* [WHAT IS REQUIRED]:
Reproduce every record below exactly as it appears.
=== DATASET RECORDS ===
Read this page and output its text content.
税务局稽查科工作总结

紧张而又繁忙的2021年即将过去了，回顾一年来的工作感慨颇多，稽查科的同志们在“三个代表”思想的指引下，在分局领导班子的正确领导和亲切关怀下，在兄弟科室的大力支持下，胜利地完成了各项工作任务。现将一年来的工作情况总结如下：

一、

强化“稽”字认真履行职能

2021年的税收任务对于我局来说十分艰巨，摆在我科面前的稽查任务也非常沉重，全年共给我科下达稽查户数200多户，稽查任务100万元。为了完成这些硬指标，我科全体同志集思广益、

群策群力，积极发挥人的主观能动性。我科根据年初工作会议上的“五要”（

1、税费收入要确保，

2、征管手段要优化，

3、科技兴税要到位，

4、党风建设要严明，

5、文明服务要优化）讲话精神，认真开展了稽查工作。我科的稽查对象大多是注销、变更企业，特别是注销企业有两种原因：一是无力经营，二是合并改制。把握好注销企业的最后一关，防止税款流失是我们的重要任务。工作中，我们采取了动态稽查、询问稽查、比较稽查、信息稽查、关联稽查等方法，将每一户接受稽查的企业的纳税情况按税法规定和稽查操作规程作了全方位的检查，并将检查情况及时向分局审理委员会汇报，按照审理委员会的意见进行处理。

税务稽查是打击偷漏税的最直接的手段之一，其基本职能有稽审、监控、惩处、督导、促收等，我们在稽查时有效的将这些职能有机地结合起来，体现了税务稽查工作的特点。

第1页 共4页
===
* [TASK SOLUTION]:
Read this page and output its text content.
税务局稽查科工作总结

紧张而又繁忙的2021年即将过去了，回顾一年来的工作感慨颇多，稽查科的同志们在“三个代表”思想的指引下，在分局领导班子的正确领导和亲切关怀下，在兄弟科室的大力支持下，胜利地完成了各项工作任务。现将一年来的工作情况总结如下：

一、

强化“稽”字认真履行职能

2021年的税收任务对于我局来说十分艰巨，摆在我科面前的稽查任务也非常沉重，全年共给我科下达稽查户数200多户，稽查任务100万元。为了完成这些硬指标，我科全体同志集思广益、

群策群力，积极发挥人的主观能动性。我科根据年初工作会议上的“五要”（

1、税费收入要确保，

2、征管手段要优化，

3、科技兴税要到位，

4、党风建设要严明，

5、文明服务要优化）讲话精神，认真开展了稽查工作。我科的稽查对象大多是注销、变更企业，特别是注销企业有两种原因：一是无力经营，二是合并改制。把握好注销企业的最后一关，防止税款流失是我们的重要任务。工作中，我们采取了动态稽查、询问稽查、比较稽查、信息稽查、关联稽查等方法，将每一户接受稽查的企业的纳税情况按税法规定和稽查操作规程作了全方位的检查，并将检查情况及时向分局审理委员会汇报，按照审理委员会的意见进行处理。

税务稽查是打击偷漏税的最直接的手段之一，其基本职能有稽审、监控、惩处、督导、促收等，我们在稽查时有效的将这些职能有机地结合起来，体现了税务稽查工作的特点。

第1页 共4页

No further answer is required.